>> Start Entries shown

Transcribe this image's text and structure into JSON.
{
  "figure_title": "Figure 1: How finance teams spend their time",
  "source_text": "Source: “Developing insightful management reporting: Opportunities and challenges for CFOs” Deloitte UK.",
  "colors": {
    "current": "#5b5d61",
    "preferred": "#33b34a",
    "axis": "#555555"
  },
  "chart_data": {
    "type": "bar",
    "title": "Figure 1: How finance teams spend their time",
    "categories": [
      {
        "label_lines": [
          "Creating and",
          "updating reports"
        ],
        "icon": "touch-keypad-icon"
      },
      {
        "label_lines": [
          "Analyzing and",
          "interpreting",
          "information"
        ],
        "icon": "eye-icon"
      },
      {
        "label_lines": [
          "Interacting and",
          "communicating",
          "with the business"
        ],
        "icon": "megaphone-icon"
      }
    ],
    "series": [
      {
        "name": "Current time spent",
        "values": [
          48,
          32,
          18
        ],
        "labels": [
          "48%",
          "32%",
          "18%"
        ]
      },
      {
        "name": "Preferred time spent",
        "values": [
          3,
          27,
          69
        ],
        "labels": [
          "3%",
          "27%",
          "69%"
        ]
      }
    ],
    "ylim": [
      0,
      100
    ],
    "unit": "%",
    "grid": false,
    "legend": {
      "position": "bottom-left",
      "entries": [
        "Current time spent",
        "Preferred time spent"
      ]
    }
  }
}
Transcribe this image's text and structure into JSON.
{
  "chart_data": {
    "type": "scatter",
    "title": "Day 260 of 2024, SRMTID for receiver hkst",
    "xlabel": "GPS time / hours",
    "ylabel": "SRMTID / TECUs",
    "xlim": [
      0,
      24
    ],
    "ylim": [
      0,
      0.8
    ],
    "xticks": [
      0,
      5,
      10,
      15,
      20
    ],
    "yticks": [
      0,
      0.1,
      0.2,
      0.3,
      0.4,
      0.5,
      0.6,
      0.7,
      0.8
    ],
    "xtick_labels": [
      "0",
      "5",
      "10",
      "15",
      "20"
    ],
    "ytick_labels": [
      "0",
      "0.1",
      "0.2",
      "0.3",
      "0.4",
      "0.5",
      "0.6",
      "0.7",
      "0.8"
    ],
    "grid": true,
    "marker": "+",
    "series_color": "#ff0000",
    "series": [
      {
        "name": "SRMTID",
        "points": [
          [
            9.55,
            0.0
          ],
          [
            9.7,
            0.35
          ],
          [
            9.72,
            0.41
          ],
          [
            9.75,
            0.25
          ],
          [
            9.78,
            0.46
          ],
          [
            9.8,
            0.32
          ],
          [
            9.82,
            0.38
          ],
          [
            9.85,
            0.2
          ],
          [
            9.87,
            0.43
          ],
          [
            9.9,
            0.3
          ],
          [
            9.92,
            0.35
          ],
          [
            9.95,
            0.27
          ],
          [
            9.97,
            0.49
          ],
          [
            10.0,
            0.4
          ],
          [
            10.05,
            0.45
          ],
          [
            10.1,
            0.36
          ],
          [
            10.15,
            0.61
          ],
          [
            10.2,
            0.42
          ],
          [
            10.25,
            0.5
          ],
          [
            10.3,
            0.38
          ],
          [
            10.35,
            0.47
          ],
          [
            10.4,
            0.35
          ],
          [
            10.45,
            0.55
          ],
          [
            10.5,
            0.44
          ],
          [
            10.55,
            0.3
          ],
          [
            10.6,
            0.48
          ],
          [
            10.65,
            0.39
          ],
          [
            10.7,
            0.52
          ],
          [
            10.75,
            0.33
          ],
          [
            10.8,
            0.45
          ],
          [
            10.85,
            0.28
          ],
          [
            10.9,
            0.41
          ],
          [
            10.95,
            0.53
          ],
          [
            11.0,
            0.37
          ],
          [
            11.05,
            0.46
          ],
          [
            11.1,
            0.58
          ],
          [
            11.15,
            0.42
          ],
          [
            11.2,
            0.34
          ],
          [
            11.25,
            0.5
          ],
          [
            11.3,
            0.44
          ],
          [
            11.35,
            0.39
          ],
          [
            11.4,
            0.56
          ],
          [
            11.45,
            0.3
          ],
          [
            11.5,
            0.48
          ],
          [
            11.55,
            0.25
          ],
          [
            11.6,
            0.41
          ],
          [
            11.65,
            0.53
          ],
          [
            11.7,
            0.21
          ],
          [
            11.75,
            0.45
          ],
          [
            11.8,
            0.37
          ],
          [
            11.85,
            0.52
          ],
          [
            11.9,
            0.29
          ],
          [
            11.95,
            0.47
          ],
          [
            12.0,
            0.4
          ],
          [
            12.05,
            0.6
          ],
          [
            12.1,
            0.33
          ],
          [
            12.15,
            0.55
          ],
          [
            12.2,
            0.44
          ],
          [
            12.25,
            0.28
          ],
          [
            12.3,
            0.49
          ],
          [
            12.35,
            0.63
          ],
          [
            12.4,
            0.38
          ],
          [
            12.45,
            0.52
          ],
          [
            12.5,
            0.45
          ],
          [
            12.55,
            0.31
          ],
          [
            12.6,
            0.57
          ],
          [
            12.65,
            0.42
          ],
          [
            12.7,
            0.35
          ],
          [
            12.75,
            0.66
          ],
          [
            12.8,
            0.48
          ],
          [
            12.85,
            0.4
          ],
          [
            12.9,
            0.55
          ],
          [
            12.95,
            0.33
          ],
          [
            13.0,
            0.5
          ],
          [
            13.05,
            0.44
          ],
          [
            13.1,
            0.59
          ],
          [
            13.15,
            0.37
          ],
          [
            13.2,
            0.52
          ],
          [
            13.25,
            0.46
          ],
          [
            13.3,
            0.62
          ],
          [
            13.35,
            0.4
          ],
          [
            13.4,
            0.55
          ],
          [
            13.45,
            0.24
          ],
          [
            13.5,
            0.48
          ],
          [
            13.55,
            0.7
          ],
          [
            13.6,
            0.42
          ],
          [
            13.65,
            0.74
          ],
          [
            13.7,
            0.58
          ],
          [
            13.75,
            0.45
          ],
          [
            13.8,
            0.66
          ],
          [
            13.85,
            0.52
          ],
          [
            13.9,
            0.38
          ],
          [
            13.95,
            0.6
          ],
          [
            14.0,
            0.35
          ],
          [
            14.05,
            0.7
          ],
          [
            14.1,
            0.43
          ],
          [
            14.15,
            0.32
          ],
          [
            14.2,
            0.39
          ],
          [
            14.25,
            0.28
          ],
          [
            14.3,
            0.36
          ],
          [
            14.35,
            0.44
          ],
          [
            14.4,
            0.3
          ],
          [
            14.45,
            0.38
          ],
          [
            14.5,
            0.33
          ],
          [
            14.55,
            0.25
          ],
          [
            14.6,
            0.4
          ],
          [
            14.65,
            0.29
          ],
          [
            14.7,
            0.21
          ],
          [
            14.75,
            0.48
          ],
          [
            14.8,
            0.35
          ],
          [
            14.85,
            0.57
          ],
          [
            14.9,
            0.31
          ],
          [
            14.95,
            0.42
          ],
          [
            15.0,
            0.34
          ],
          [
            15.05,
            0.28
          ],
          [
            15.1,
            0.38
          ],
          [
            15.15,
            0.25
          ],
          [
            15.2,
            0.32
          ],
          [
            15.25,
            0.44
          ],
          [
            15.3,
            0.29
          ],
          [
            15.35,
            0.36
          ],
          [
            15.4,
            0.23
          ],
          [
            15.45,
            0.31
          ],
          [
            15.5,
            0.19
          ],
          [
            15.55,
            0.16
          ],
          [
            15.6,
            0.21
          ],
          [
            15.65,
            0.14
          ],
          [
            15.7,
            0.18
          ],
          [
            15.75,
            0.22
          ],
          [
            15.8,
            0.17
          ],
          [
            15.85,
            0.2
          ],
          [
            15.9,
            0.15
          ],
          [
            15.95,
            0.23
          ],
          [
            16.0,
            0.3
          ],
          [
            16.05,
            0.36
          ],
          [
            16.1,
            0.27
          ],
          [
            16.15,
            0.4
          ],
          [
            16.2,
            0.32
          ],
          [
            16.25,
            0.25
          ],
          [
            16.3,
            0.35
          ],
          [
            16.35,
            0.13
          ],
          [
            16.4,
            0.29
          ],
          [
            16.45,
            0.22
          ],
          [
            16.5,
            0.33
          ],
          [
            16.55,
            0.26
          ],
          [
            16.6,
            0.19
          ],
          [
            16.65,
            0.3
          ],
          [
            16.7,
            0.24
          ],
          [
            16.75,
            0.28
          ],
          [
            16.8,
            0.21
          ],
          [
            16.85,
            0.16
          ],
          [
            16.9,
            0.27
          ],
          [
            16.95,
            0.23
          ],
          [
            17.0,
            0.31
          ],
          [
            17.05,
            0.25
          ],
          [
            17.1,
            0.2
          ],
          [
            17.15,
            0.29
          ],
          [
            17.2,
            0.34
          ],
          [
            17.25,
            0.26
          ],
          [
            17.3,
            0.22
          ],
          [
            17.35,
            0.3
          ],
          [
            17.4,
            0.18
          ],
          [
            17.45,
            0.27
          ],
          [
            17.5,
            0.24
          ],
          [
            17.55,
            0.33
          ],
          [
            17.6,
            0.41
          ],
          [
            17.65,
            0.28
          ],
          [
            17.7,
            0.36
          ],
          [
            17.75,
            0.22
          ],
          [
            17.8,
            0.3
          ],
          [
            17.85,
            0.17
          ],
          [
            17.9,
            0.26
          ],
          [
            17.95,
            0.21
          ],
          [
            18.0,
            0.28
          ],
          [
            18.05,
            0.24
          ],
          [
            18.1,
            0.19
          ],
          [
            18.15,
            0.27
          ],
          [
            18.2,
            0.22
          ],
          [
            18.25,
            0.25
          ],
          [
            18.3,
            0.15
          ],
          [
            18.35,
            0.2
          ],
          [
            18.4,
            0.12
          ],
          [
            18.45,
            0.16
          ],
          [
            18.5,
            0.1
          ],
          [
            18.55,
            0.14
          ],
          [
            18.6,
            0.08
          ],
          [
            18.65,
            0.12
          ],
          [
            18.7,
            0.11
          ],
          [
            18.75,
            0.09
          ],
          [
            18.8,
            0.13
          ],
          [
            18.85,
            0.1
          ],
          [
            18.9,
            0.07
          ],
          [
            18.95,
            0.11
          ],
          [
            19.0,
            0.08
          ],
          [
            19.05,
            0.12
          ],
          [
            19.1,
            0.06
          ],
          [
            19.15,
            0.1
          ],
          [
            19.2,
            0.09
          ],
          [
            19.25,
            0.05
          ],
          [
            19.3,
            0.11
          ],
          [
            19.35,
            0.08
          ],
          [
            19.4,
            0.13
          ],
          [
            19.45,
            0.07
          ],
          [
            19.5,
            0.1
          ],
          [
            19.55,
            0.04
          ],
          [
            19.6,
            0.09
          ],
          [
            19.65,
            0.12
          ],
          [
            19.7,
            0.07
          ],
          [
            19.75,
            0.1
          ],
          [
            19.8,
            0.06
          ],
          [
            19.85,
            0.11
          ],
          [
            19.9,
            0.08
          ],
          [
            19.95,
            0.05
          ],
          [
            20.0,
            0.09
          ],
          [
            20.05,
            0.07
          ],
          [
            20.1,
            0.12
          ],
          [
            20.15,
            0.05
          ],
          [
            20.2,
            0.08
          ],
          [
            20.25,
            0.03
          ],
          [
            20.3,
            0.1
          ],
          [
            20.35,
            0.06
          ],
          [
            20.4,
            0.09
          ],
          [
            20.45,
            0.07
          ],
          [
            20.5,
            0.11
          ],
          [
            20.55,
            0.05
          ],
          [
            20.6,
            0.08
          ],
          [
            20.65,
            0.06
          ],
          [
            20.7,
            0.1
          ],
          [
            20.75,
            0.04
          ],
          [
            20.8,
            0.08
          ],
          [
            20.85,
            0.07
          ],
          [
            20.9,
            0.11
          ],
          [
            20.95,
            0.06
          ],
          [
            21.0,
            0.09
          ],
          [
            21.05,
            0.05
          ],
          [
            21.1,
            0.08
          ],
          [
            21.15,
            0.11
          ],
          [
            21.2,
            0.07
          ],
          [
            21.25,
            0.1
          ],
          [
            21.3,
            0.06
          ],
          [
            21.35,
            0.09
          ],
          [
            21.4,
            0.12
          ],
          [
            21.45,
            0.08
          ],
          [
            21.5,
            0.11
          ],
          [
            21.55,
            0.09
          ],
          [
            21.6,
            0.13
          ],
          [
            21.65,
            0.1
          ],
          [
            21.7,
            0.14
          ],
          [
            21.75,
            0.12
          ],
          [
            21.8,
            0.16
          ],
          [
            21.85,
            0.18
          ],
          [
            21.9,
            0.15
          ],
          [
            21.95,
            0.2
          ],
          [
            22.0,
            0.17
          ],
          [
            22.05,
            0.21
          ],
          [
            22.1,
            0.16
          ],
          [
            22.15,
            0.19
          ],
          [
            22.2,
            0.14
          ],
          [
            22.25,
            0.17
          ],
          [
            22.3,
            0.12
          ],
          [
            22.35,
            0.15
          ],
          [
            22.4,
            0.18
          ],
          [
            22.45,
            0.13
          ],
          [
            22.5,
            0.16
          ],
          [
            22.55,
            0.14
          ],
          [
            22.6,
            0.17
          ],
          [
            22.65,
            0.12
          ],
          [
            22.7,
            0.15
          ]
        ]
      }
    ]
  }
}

>> End Entries shown

Exercise directions | Search the entries for the word "time", then gather every line that has it.

Solution to this exercise |
  "figure_title": "Figure 1: How finance teams spend their time",
    "title": "Figure 1: How finance teams spend their time",
        "name": "Current time spent",
        "name": "Preferred time spent",
        "Current time spent",
        "Preferred time spent"
    "xlabel": "GPS time / hours",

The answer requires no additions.